> _What is required_
Scan the data below for the string "yerr". Copy every line where it appears.
--- Material ---
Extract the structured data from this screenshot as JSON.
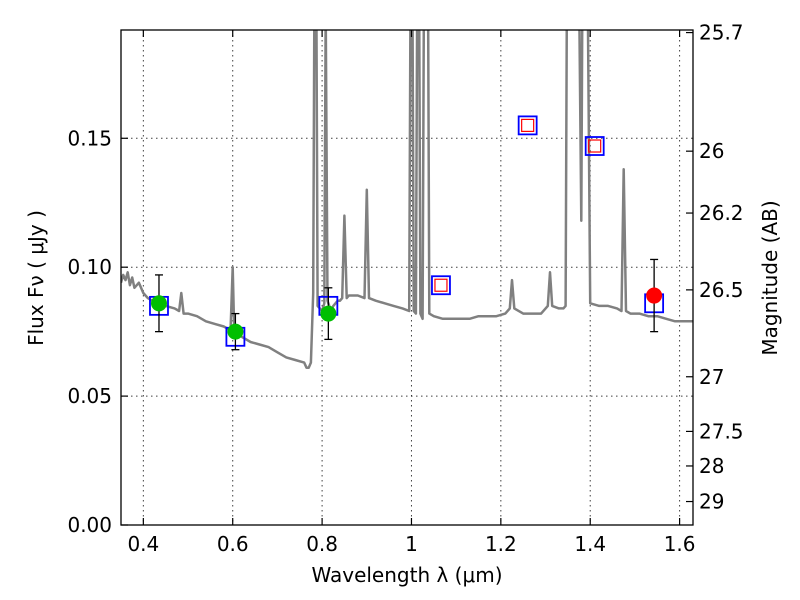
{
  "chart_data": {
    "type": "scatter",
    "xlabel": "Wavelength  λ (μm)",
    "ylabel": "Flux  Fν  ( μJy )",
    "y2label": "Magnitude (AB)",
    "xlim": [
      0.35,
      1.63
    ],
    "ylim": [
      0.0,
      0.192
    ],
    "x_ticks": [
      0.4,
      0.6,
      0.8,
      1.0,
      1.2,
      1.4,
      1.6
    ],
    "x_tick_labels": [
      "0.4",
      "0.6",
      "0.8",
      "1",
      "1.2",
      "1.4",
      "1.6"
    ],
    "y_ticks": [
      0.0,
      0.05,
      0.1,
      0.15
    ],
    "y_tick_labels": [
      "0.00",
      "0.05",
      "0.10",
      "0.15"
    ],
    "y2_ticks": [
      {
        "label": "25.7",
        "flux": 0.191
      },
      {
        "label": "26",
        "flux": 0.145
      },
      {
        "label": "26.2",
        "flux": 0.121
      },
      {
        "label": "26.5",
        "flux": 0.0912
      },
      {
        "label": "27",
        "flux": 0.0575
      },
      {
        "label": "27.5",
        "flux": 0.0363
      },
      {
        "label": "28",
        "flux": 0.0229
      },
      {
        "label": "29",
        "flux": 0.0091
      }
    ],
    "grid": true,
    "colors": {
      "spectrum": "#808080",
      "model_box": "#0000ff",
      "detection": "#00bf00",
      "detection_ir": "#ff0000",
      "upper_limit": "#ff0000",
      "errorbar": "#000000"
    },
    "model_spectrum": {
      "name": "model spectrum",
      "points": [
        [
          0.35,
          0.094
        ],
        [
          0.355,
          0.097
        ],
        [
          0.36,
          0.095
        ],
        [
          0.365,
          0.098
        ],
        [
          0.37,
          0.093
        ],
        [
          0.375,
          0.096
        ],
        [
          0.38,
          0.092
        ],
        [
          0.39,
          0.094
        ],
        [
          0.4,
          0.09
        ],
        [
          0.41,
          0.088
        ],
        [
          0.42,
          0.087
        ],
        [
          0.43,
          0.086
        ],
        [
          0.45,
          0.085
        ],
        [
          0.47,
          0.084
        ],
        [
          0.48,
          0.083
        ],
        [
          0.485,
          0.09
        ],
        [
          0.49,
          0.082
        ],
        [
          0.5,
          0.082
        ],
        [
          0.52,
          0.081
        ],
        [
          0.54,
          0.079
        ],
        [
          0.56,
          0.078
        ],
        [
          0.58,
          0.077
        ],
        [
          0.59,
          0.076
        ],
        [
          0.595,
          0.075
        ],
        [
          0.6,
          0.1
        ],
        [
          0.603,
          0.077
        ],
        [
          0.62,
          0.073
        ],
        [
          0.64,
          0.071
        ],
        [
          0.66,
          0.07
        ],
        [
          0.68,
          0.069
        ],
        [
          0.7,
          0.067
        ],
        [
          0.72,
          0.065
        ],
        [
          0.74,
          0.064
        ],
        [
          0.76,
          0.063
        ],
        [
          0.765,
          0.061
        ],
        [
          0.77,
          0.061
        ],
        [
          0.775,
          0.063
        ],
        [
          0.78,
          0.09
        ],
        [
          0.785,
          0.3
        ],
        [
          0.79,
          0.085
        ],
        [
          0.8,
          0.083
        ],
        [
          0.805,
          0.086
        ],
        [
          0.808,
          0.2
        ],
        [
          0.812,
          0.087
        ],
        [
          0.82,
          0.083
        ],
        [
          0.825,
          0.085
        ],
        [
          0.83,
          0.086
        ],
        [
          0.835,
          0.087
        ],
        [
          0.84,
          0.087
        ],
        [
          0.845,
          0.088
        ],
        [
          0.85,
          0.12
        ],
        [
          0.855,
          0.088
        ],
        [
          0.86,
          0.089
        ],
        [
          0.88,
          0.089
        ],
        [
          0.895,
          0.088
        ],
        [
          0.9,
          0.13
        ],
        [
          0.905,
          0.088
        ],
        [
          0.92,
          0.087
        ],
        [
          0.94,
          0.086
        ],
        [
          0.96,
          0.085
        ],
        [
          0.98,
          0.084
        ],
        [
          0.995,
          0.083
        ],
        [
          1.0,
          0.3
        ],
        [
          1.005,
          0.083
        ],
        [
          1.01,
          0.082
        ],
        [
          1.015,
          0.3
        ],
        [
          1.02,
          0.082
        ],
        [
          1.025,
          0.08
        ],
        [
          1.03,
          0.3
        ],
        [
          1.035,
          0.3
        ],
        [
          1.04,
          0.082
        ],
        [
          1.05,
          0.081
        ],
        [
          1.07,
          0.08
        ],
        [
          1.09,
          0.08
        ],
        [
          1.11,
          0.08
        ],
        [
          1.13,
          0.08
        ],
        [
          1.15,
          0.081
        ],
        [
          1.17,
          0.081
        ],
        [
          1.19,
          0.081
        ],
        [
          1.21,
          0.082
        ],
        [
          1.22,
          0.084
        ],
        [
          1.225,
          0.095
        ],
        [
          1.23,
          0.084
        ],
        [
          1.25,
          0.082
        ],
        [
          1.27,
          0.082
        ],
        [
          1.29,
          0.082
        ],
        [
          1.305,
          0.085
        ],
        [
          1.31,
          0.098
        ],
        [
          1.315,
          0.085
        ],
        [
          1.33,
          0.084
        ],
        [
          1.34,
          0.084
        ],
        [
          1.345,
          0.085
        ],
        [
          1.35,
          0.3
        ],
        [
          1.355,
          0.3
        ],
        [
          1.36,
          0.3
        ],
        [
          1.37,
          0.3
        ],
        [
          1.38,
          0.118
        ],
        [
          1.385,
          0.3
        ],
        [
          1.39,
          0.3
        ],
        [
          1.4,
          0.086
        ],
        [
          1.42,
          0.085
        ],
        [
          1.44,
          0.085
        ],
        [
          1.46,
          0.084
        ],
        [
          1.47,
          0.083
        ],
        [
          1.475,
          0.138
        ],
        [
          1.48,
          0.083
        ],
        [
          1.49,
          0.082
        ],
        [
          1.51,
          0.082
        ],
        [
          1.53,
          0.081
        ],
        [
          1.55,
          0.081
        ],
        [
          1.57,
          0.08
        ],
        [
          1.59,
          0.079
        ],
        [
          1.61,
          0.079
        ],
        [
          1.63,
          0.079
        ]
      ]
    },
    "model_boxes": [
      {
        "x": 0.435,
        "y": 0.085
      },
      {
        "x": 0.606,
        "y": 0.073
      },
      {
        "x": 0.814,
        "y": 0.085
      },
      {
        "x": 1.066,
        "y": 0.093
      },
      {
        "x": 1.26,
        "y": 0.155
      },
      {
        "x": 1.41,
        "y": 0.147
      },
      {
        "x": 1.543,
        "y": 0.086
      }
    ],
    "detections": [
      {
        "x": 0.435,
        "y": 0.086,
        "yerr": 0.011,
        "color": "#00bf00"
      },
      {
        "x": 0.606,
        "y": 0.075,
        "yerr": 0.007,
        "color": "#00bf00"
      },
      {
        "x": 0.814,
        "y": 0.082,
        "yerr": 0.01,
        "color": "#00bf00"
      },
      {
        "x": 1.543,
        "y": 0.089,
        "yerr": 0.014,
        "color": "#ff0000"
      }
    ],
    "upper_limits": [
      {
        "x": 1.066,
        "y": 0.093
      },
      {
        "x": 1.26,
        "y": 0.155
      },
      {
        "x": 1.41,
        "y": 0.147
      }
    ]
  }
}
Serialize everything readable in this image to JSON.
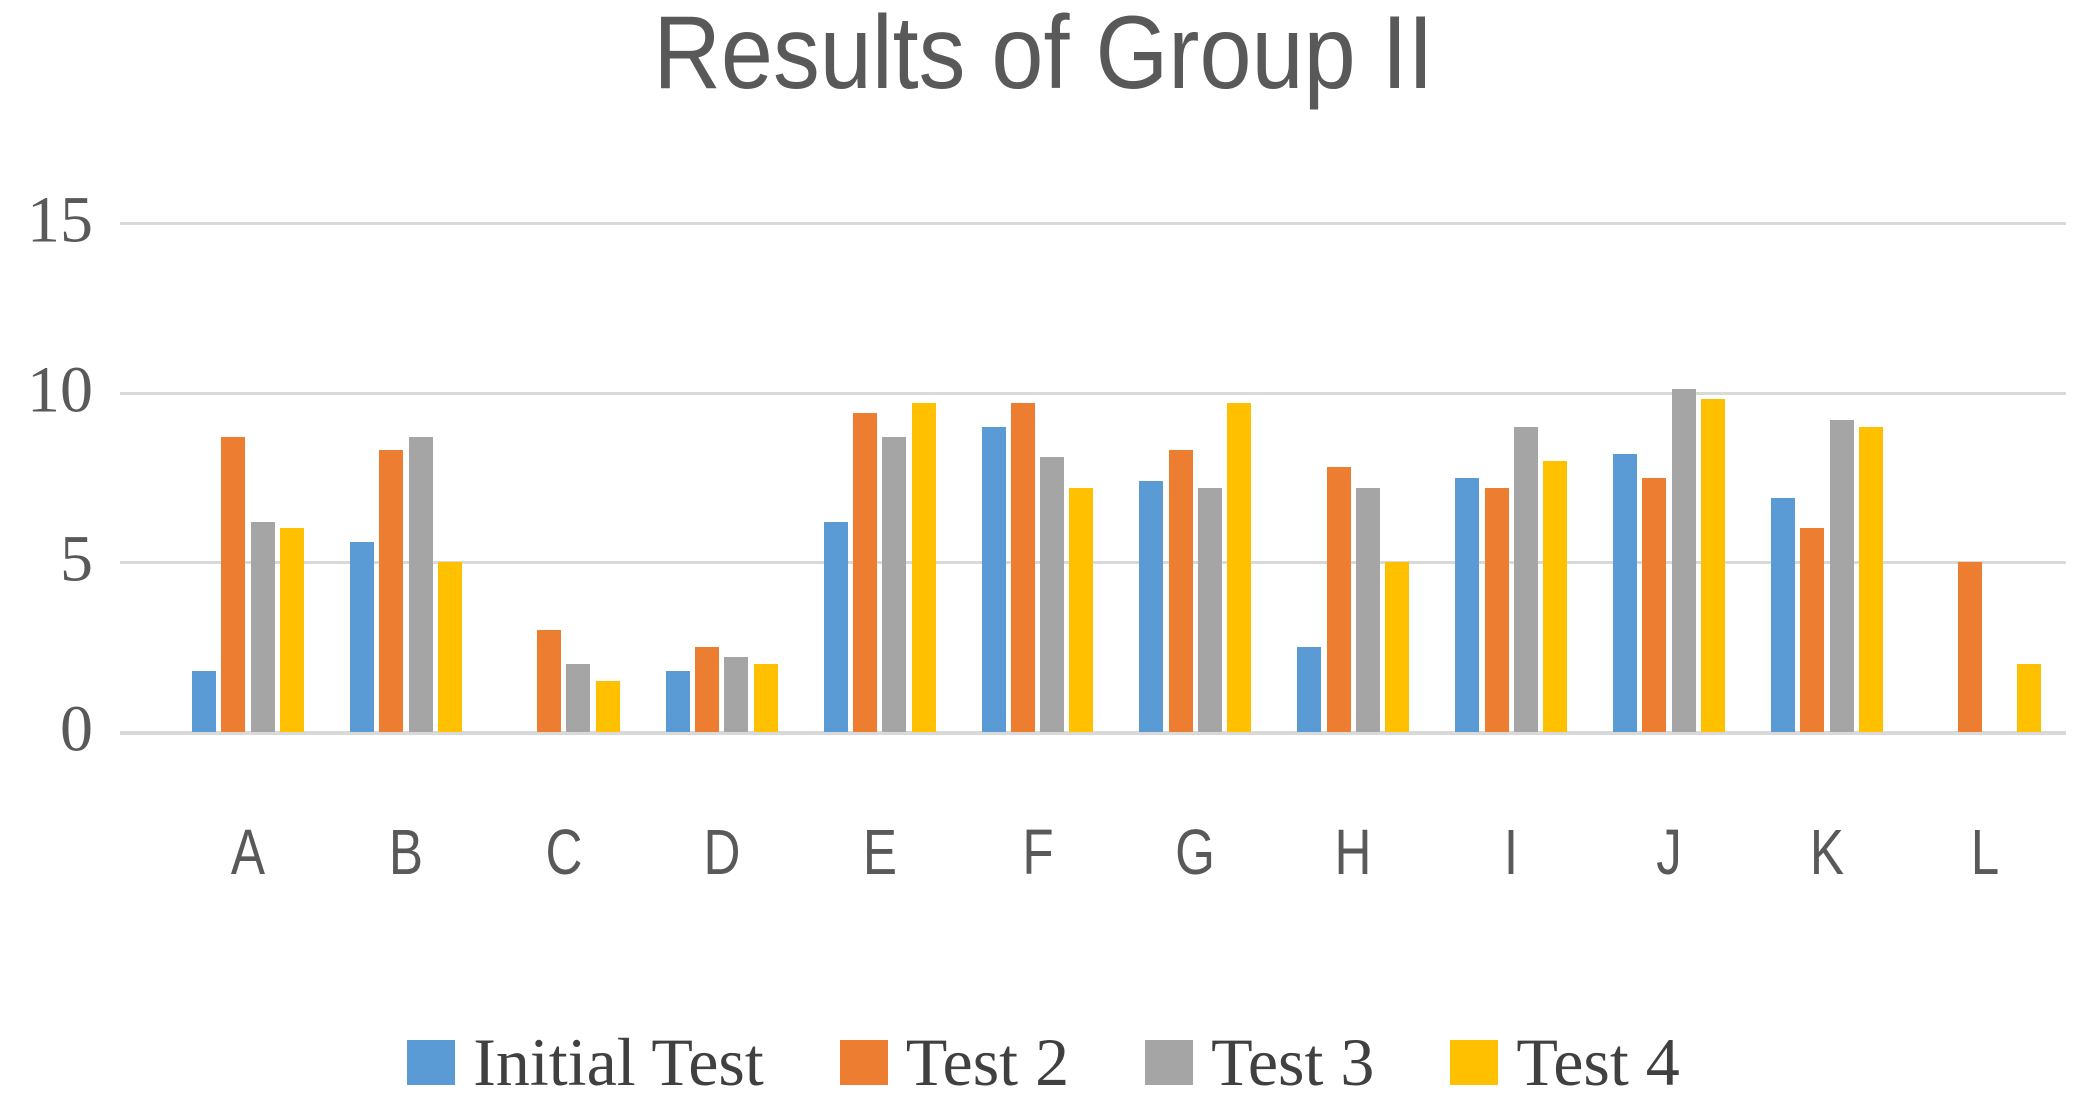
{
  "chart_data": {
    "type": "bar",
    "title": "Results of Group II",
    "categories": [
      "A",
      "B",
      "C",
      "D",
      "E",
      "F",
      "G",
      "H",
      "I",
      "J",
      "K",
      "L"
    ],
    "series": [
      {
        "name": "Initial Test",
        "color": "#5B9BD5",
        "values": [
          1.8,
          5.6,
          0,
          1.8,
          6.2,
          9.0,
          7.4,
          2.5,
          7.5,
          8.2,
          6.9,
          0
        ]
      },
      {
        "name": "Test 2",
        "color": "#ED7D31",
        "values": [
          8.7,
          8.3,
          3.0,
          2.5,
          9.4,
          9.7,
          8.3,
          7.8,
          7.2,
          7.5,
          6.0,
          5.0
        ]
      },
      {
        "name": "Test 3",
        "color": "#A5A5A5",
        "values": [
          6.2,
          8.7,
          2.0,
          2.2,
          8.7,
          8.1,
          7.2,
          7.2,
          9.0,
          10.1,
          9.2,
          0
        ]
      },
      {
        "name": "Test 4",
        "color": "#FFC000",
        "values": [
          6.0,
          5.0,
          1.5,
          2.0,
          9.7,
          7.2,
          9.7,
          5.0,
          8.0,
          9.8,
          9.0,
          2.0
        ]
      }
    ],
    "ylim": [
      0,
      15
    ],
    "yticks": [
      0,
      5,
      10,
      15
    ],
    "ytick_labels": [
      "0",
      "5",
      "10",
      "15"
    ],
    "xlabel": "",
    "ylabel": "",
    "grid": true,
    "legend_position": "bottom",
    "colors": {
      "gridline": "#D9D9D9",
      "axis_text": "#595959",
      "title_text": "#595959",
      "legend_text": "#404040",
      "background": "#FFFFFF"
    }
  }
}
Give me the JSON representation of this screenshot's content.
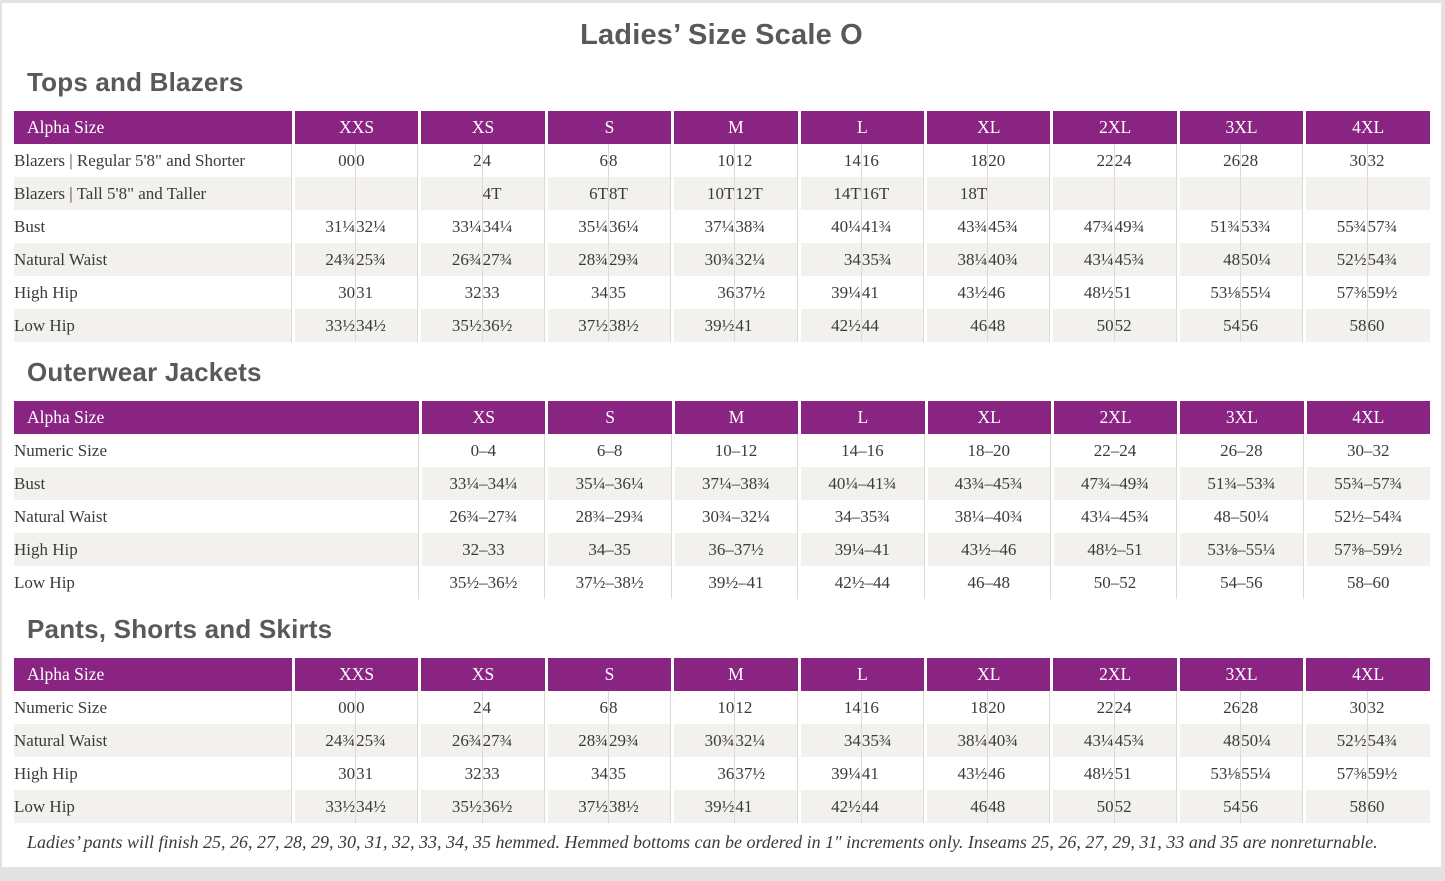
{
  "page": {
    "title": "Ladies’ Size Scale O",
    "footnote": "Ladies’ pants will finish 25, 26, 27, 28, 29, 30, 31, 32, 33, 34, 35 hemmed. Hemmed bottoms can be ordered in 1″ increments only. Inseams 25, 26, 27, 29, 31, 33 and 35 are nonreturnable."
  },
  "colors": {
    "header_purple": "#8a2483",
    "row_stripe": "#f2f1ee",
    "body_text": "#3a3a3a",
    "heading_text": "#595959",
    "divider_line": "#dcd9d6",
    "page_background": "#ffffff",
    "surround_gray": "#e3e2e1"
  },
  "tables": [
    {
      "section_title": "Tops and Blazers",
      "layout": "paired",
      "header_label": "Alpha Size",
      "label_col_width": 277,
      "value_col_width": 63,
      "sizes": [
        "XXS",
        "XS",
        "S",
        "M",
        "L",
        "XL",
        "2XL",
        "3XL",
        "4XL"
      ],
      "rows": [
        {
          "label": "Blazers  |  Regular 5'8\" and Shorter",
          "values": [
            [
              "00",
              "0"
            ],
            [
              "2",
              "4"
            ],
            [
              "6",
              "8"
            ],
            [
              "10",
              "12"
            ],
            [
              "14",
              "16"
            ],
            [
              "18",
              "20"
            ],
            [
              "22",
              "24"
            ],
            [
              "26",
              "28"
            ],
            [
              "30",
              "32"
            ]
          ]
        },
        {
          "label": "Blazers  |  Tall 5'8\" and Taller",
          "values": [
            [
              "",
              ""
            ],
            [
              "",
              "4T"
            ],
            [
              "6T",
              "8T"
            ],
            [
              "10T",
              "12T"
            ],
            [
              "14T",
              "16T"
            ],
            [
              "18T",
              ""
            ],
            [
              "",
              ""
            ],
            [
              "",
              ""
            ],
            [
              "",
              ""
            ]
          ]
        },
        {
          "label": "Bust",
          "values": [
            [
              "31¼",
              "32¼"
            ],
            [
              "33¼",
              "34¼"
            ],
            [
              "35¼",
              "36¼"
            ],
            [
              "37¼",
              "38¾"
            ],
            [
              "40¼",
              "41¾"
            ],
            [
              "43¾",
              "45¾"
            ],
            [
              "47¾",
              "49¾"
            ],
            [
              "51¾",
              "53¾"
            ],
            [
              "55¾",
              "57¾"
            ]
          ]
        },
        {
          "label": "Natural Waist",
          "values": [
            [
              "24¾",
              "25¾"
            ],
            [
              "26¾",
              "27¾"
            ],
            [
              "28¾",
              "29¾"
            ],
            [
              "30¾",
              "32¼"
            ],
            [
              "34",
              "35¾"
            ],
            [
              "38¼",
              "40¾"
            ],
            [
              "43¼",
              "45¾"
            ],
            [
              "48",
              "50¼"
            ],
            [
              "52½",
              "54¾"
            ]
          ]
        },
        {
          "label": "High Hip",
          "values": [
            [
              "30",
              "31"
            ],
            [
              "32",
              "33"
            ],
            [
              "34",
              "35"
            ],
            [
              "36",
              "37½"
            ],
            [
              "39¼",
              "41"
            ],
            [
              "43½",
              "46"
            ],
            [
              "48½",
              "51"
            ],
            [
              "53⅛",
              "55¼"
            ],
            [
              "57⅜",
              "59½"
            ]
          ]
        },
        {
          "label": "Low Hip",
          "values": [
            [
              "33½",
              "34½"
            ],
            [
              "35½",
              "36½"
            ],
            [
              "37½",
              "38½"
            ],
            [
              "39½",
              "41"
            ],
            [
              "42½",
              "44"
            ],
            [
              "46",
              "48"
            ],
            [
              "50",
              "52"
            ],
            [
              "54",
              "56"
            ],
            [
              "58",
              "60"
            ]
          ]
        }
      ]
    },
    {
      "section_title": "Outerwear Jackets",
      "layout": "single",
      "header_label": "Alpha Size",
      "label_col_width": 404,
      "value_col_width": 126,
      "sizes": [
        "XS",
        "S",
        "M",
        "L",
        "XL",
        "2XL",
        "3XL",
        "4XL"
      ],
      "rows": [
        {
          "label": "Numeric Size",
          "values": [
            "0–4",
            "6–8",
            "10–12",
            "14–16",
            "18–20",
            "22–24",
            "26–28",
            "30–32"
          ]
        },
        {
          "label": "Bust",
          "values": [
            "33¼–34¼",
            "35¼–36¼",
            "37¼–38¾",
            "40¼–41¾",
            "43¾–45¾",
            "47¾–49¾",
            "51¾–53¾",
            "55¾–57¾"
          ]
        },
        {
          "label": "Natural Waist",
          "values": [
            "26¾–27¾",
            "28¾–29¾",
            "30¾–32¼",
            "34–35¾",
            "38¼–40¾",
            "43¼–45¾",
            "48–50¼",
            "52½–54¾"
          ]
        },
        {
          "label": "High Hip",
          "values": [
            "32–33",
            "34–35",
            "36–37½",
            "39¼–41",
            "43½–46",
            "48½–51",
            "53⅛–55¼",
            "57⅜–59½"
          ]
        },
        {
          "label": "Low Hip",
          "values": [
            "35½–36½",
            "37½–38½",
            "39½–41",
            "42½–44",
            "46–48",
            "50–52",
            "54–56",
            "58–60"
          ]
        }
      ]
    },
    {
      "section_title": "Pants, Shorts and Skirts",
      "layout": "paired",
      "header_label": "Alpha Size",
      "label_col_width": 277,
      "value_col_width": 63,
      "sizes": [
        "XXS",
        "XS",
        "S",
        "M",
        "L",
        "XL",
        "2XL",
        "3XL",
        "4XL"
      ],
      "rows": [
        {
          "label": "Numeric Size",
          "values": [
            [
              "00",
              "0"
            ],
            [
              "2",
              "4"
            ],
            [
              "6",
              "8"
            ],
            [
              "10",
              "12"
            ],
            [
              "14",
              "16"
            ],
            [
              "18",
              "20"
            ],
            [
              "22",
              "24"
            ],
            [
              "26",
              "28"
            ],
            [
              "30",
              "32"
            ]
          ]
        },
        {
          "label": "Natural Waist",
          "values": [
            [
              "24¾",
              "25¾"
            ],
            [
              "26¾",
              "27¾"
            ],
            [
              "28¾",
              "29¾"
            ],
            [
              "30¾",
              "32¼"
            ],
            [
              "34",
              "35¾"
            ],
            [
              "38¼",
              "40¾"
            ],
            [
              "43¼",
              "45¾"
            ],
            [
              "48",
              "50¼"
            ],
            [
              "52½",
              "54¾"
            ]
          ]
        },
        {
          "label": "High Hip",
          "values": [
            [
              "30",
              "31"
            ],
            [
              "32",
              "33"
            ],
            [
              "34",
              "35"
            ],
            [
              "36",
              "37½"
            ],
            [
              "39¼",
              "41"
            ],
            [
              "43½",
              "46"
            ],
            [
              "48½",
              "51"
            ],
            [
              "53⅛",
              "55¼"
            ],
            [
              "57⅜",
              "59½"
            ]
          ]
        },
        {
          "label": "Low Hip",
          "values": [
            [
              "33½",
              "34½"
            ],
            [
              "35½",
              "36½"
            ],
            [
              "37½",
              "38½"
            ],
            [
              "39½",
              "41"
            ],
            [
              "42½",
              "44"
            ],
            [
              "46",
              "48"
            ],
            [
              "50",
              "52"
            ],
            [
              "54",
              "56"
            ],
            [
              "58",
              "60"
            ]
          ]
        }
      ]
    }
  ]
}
---
> _Written answer_
        "yerr": 0.011,
        "yerr": 0.007,
        "yerr": 0.01,
        "yerr": 0.014,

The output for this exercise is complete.